EXTRACTED DATA:
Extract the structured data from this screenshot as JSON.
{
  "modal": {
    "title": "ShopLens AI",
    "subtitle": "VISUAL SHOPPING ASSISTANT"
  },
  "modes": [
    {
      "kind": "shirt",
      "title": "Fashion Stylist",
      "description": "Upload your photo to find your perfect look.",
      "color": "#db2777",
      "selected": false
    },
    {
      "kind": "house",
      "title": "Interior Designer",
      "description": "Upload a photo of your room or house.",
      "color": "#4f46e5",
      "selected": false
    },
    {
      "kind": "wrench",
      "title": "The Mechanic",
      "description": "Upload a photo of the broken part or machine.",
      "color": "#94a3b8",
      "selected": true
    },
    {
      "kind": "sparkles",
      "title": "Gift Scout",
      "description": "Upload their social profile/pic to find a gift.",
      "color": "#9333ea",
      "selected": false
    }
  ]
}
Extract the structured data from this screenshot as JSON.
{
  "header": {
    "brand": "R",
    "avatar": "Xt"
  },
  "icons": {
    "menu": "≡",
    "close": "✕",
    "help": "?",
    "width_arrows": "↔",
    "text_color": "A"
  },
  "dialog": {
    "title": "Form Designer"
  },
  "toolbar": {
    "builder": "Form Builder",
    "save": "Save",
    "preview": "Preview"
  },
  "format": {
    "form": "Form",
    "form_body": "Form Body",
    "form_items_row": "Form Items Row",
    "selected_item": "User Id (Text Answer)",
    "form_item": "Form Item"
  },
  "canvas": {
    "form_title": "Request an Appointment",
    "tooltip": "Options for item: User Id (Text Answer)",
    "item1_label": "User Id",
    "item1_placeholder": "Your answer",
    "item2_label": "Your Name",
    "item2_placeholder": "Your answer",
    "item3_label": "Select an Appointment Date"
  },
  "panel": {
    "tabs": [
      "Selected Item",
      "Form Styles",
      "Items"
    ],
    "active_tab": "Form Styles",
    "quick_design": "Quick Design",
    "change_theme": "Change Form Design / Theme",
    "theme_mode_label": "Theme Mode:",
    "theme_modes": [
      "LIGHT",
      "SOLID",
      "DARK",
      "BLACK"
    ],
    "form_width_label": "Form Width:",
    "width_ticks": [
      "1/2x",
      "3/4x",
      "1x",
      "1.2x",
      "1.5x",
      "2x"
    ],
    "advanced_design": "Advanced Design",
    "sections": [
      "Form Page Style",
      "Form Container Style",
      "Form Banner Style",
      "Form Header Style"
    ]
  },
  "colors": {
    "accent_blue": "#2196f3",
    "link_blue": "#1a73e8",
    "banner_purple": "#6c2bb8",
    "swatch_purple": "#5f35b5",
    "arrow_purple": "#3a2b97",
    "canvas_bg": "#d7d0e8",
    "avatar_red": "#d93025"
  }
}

YOUR GOAL:
Please reproduce all of the entries exactly as they stand.

COMPLETED TASK:
Extract the structured data from this screenshot as JSON.
{
  "modal": {
    "title": "ShopLens AI",
    "subtitle": "VISUAL SHOPPING ASSISTANT"
  },
  "modes": [
    {
      "kind": "shirt",
      "title": "Fashion Stylist",
      "description": "Upload your photo to find your perfect look.",
      "color": "#db2777",
      "selected": false
    },
    {
      "kind": "house",
      "title": "Interior Designer",
      "description": "Upload a photo of your room or house.",
      "color": "#4f46e5",
      "selected": false
    },
    {
      "kind": "wrench",
      "title": "The Mechanic",
      "description": "Upload a photo of the broken part or machine.",
      "color": "#94a3b8",
      "selected": true
    },
    {
      "kind": "sparkles",
      "title": "Gift Scout",
      "description": "Upload their social profile/pic to find a gift.",
      "color": "#9333ea",
      "selected": false
    }
  ]
}
Extract the structured data from this screenshot as JSON.
{
  "header": {
    "brand": "R",
    "avatar": "Xt"
  },
  "icons": {
    "menu": "≡",
    "close": "✕",
    "help": "?",
    "width_arrows": "↔",
    "text_color": "A"
  },
  "dialog": {
    "title": "Form Designer"
  },
  "toolbar": {
    "builder": "Form Builder",
    "save": "Save",
    "preview": "Preview"
  },
  "format": {
    "form": "Form",
    "form_body": "Form Body",
    "form_items_row": "Form Items Row",
    "selected_item": "User Id (Text Answer)",
    "form_item": "Form Item"
  },
  "canvas": {
    "form_title": "Request an Appointment",
    "tooltip": "Options for item: User Id (Text Answer)",
    "item1_label": "User Id",
    "item1_placeholder": "Your answer",
    "item2_label": "Your Name",
    "item2_placeholder": "Your answer",
    "item3_label": "Select an Appointment Date"
  },
  "panel": {
    "tabs": [
      "Selected Item",
      "Form Styles",
      "Items"
    ],
    "active_tab": "Form Styles",
    "quick_design": "Quick Design",
    "change_theme": "Change Form Design / Theme",
    "theme_mode_label": "Theme Mode:",
    "theme_modes": [
      "LIGHT",
      "SOLID",
      "DARK",
      "BLACK"
    ],
    "form_width_label": "Form Width:",
    "width_ticks": [
      "1/2x",
      "3/4x",
      "1x",
      "1.2x",
      "1.5x",
      "2x"
    ],
    "advanced_design": "Advanced Design",
    "sections": [
      "Form Page Style",
      "Form Container Style",
      "Form Banner Style",
      "Form Header Style"
    ]
  },
  "colors": {
    "accent_blue": "#2196f3",
    "link_blue": "#1a73e8",
    "banner_purple": "#6c2bb8",
    "swatch_purple": "#5f35b5",
    "arrow_purple": "#3a2b97",
    "canvas_bg": "#d7d0e8",
    "avatar_red": "#d93025"
  }
}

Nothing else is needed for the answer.